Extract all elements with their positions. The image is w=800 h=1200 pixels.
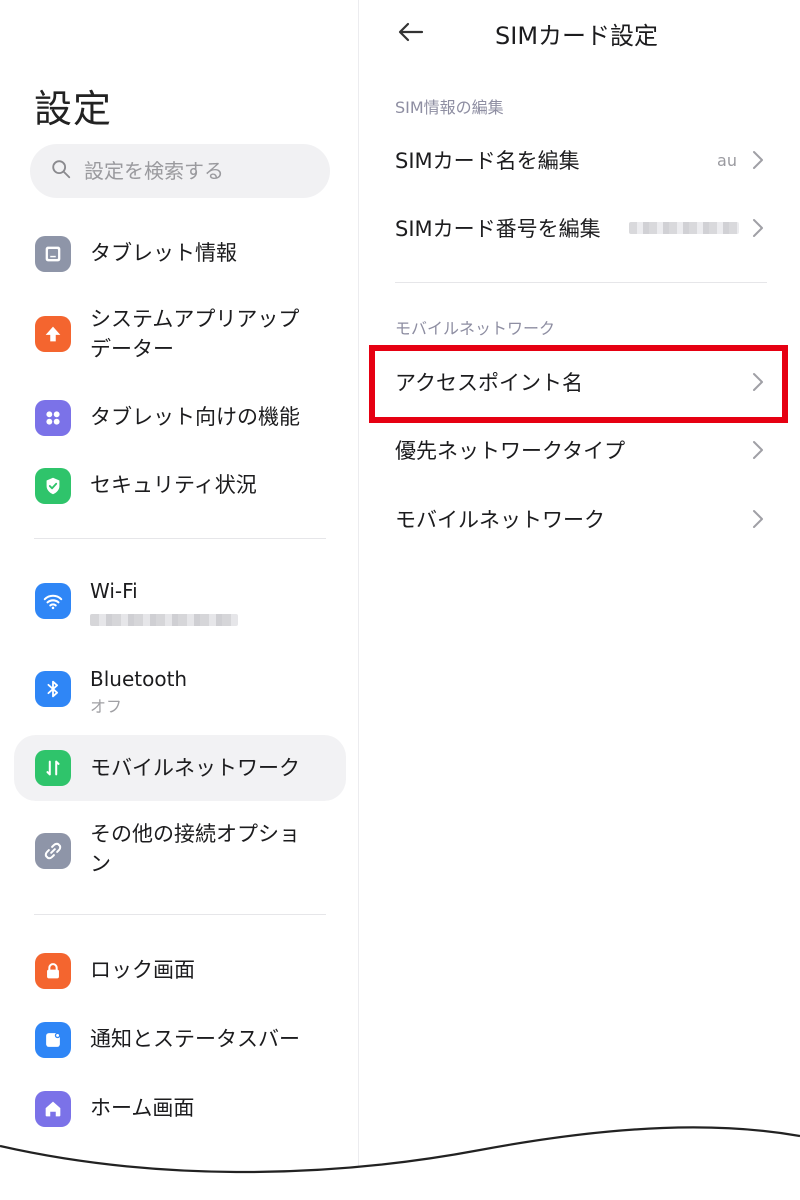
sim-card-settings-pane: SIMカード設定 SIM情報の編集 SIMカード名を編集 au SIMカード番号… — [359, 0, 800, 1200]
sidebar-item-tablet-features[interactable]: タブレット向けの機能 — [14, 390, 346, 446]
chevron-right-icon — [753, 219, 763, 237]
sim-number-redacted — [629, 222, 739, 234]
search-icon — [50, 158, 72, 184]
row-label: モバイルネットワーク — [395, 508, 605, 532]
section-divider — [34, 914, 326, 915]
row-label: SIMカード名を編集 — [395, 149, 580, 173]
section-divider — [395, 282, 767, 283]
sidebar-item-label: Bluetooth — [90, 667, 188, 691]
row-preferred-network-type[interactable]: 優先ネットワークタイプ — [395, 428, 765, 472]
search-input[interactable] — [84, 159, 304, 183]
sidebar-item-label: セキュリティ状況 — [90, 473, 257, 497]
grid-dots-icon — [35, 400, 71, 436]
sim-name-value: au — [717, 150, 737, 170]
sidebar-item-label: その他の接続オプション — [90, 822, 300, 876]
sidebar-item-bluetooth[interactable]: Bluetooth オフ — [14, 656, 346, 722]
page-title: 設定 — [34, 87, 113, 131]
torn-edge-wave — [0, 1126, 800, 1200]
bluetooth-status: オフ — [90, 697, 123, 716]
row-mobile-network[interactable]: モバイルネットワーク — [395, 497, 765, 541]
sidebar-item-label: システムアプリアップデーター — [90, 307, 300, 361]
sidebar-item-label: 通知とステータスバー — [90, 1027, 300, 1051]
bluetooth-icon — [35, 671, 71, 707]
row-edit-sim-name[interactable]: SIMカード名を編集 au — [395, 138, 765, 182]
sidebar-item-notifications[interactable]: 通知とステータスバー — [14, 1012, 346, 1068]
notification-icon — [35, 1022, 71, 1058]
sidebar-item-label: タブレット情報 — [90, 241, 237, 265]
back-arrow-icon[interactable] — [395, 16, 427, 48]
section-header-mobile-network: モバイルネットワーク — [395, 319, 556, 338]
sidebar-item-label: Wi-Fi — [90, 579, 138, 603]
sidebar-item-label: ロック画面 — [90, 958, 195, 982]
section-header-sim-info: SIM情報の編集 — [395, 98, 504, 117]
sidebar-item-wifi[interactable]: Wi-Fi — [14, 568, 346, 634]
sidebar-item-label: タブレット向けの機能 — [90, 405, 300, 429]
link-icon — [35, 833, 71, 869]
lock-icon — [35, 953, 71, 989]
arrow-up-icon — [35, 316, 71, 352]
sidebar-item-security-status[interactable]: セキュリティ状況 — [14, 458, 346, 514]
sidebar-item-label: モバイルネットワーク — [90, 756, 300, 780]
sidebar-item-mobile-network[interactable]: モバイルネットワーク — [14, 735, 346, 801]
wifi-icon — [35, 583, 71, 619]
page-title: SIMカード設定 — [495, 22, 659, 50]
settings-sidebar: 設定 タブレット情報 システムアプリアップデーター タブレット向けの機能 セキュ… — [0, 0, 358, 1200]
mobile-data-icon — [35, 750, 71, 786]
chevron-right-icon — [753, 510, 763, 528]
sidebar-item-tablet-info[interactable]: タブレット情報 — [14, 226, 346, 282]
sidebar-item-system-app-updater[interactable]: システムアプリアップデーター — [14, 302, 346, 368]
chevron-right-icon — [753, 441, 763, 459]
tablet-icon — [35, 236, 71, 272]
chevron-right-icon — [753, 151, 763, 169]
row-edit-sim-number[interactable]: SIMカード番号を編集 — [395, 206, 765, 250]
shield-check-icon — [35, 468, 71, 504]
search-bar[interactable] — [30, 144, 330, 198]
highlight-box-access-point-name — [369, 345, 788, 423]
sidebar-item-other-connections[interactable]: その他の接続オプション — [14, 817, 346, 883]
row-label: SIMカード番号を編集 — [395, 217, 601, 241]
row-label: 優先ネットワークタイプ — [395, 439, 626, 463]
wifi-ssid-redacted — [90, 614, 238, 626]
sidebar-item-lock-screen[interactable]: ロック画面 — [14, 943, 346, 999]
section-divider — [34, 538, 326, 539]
————
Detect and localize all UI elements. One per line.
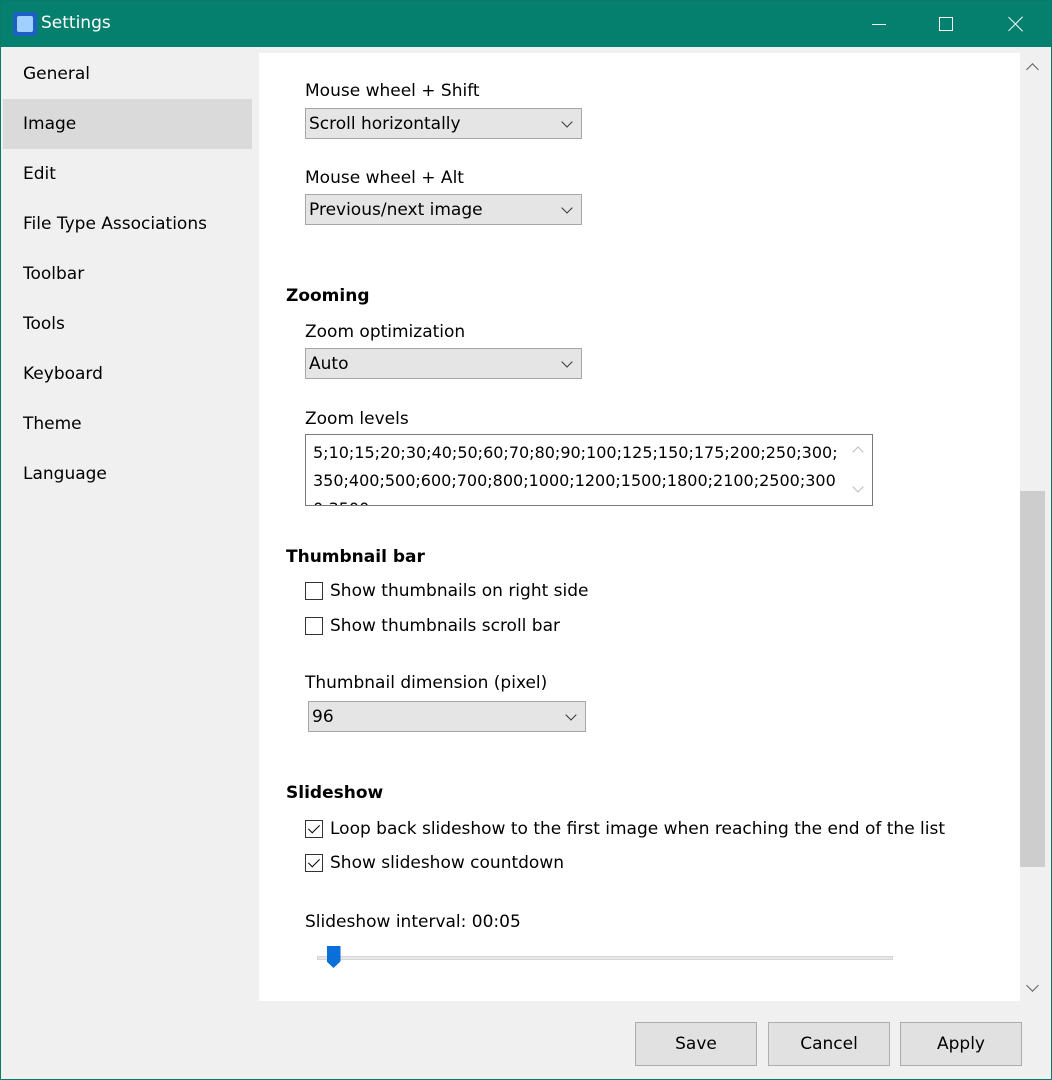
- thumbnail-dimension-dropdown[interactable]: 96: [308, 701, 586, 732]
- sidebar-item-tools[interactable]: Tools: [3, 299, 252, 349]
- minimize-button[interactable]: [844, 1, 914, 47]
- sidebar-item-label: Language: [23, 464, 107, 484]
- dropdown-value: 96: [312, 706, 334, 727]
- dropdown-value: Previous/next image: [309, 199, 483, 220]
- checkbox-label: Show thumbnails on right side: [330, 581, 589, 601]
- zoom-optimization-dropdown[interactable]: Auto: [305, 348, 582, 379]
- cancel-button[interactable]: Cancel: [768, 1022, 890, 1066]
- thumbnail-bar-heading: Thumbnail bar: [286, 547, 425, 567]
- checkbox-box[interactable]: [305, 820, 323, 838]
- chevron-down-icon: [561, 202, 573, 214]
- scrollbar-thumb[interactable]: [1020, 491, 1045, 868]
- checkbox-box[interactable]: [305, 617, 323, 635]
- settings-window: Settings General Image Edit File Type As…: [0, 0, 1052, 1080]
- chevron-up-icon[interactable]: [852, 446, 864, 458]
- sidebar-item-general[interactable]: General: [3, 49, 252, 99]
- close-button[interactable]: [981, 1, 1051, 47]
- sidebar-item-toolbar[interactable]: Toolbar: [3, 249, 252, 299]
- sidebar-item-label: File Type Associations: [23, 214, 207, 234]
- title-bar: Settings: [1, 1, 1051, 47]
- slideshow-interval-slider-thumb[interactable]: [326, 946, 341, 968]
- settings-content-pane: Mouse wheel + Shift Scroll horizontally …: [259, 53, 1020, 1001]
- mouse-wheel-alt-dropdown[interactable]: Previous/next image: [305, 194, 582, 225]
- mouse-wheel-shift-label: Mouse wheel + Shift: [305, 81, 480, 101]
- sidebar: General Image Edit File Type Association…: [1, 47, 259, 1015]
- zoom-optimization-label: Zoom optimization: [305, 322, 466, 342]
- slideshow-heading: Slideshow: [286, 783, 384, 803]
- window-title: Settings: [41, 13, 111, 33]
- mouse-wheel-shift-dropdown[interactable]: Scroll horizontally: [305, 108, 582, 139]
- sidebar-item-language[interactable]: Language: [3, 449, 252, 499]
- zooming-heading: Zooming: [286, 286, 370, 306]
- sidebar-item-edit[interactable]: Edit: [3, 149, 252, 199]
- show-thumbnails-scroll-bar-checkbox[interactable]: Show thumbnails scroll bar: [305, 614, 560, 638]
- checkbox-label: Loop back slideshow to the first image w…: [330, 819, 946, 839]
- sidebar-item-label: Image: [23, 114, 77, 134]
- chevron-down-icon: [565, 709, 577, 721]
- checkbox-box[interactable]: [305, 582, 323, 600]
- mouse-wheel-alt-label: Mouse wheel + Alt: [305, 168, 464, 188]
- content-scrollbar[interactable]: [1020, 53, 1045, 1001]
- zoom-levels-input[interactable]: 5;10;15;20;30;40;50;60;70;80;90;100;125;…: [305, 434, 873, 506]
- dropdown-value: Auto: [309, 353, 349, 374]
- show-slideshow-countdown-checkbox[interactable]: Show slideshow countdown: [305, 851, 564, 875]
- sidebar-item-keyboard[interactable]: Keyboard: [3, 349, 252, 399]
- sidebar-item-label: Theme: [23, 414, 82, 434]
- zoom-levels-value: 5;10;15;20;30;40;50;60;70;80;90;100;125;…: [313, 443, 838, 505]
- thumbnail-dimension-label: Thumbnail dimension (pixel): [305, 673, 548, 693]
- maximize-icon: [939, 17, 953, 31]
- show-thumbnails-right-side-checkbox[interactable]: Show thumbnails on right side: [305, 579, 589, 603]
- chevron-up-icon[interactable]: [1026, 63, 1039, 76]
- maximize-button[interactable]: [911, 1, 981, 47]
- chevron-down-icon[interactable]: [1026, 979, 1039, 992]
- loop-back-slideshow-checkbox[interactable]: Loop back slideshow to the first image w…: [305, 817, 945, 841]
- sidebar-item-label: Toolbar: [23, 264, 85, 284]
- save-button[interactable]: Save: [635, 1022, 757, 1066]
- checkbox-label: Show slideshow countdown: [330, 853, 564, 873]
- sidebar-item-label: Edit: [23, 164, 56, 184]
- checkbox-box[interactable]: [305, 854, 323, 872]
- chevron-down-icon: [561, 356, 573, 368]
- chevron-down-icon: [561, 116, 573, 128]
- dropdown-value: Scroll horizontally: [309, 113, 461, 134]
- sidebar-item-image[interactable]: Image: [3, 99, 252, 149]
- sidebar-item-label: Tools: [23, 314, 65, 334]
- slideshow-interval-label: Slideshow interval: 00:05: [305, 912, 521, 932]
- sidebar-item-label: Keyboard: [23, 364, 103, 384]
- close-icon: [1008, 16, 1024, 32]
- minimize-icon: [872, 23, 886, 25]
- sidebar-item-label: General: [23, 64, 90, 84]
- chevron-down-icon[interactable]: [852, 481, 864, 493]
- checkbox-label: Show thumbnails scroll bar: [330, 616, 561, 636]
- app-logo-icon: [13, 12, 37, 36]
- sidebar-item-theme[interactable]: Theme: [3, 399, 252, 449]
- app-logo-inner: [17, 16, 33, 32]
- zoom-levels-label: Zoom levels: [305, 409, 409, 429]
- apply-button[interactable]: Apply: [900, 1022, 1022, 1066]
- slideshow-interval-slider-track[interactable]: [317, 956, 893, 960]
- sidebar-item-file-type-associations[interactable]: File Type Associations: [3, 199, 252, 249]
————
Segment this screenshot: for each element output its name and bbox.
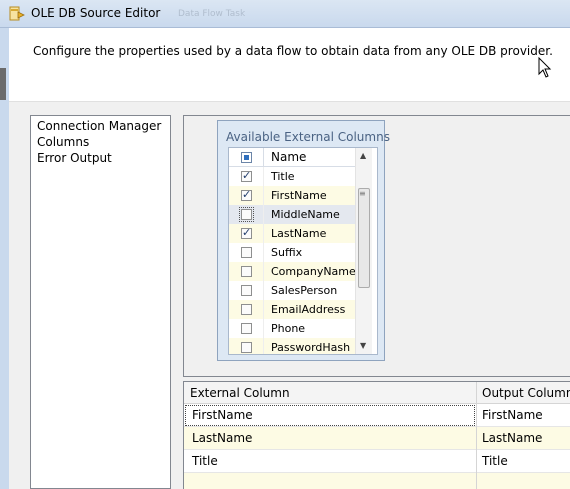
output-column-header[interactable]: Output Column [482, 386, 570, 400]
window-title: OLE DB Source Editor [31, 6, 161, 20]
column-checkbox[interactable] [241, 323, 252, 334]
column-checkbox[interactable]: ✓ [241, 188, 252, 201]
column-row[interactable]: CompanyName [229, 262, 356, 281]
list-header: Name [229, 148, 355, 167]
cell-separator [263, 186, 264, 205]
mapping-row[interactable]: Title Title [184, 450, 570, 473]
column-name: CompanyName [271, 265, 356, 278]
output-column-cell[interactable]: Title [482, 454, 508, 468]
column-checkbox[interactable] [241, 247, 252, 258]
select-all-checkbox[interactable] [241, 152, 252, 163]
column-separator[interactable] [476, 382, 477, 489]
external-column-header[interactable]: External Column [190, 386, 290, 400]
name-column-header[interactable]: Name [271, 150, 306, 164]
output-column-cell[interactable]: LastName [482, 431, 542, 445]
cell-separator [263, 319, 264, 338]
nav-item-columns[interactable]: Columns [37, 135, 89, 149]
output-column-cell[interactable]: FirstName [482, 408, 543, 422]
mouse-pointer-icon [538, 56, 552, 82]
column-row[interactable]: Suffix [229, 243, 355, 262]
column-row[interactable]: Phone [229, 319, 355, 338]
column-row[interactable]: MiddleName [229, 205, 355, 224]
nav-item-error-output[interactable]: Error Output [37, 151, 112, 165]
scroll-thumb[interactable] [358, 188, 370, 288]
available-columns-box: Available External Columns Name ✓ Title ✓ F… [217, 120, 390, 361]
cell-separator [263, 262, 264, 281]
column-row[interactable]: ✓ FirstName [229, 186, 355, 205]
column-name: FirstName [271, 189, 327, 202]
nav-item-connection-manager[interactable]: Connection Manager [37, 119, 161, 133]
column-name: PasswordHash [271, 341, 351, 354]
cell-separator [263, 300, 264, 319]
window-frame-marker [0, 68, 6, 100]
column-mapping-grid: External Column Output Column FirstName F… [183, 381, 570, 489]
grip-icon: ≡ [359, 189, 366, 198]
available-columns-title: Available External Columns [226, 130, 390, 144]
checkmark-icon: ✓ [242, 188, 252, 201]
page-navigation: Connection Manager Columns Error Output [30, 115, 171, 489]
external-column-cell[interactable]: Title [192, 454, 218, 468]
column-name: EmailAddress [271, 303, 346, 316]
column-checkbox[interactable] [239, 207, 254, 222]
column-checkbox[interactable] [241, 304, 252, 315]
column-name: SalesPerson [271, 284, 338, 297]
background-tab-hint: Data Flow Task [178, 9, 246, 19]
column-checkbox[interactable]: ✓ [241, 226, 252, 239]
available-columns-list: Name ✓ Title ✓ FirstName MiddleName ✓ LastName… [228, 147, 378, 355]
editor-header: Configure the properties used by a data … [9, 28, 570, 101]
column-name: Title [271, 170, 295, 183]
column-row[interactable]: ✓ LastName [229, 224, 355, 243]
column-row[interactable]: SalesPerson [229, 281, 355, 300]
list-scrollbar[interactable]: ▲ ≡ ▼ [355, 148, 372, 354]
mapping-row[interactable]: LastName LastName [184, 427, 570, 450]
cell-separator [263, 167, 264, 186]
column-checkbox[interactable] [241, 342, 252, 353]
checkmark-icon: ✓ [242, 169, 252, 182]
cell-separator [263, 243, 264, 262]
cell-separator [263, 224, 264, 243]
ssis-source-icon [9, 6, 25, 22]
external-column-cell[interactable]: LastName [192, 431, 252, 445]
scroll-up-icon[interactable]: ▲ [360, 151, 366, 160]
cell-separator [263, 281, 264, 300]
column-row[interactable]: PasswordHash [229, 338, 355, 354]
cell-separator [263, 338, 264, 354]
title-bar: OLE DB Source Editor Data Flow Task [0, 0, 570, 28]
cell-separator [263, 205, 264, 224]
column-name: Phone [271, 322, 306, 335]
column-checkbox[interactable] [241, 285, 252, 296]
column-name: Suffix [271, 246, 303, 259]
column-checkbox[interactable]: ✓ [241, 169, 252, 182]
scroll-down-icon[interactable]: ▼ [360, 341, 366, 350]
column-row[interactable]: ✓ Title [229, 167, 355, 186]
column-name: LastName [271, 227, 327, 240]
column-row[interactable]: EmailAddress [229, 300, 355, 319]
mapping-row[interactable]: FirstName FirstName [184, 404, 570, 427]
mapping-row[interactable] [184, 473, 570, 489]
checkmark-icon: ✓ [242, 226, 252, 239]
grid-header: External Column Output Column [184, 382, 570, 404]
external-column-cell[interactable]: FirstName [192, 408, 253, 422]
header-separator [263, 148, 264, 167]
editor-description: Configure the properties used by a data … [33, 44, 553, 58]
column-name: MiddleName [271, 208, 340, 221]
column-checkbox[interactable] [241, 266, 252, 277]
————
— Given exercise —
Copy the lines of data starting at the line containing "sim-card-settings-pane: SIMカード設定 SIM情報の編集" and ending at the line containing "section-divider — [395, 282, 767, 283]", both lines included, with no changes.

— Task output —
sim-card-settings-pane: SIMカード設定 SIM情報の編集 SIMカード名を編集 au SIMカード番号… — [359, 0, 800, 1200]
sidebar-item-tablet-features[interactable]: タブレット向けの機能 — [14, 390, 346, 446]
chevron-right-icon — [753, 219, 763, 237]
sim-number-redacted — [629, 222, 739, 234]
search-icon — [50, 158, 72, 184]
row-label: モバイルネットワーク — [395, 508, 605, 532]
section-divider — [34, 914, 326, 915]
row-label: SIMカード名を編集 — [395, 149, 580, 173]
section-divider — [395, 282, 767, 283]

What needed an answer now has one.